_WRITTEN INSTRUCTION:_ Write the material out again exactly.

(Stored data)
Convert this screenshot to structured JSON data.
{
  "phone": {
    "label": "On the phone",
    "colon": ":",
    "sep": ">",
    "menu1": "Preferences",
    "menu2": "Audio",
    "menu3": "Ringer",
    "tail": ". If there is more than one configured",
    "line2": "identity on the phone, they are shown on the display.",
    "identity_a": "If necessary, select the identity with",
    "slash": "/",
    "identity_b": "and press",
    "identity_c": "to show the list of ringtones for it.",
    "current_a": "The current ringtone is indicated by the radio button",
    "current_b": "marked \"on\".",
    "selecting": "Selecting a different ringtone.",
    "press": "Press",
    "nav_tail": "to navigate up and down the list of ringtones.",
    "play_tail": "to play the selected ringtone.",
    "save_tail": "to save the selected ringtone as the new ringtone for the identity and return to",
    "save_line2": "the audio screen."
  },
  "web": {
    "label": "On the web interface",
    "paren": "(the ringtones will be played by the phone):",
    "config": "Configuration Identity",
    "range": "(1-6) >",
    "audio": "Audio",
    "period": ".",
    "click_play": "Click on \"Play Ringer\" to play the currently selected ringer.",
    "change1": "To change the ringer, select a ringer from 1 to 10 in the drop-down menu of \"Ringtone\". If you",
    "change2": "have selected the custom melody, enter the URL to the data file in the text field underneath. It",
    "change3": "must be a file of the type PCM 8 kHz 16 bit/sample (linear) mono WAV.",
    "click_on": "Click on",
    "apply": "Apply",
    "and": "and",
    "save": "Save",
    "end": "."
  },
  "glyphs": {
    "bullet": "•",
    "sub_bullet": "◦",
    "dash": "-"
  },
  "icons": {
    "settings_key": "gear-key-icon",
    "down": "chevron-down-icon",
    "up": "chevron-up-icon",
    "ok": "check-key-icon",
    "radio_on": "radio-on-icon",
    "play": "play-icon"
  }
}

_WORKED ANSWER:_
Convert this screenshot to structured JSON data.
{
  "phone": {
    "label": "On the phone",
    "colon": ":",
    "sep": ">",
    "menu1": "Preferences",
    "menu2": "Audio",
    "menu3": "Ringer",
    "tail": ". If there is more than one configured",
    "line2": "identity on the phone, they are shown on the display.",
    "identity_a": "If necessary, select the identity with",
    "slash": "/",
    "identity_b": "and press",
    "identity_c": "to show the list of ringtones for it.",
    "current_a": "The current ringtone is indicated by the radio button",
    "current_b": "marked \"on\".",
    "selecting": "Selecting a different ringtone.",
    "press": "Press",
    "nav_tail": "to navigate up and down the list of ringtones.",
    "play_tail": "to play the selected ringtone.",
    "save_tail": "to save the selected ringtone as the new ringtone for the identity and return to",
    "save_line2": "the audio screen."
  },
  "web": {
    "label": "On the web interface",
    "paren": "(the ringtones will be played by the phone):",
    "config": "Configuration Identity",
    "range": "(1-6) >",
    "audio": "Audio",
    "period": ".",
    "click_play": "Click on \"Play Ringer\" to play the currently selected ringer.",
    "change1": "To change the ringer, select a ringer from 1 to 10 in the drop-down menu of \"Ringtone\". If you",
    "change2": "have selected the custom melody, enter the URL to the data file in the text field underneath. It",
    "change3": "must be a file of the type PCM 8 kHz 16 bit/sample (linear) mono WAV.",
    "click_on": "Click on",
    "apply": "Apply",
    "and": "and",
    "save": "Save",
    "end": "."
  },
  "glyphs": {
    "bullet": "•",
    "sub_bullet": "◦",
    "dash": "-"
  },
  "icons": {
    "settings_key": "gear-key-icon",
    "down": "chevron-down-icon",
    "up": "chevron-up-icon",
    "ok": "check-key-icon",
    "radio_on": "radio-on-icon",
    "play": "play-icon"
  }
}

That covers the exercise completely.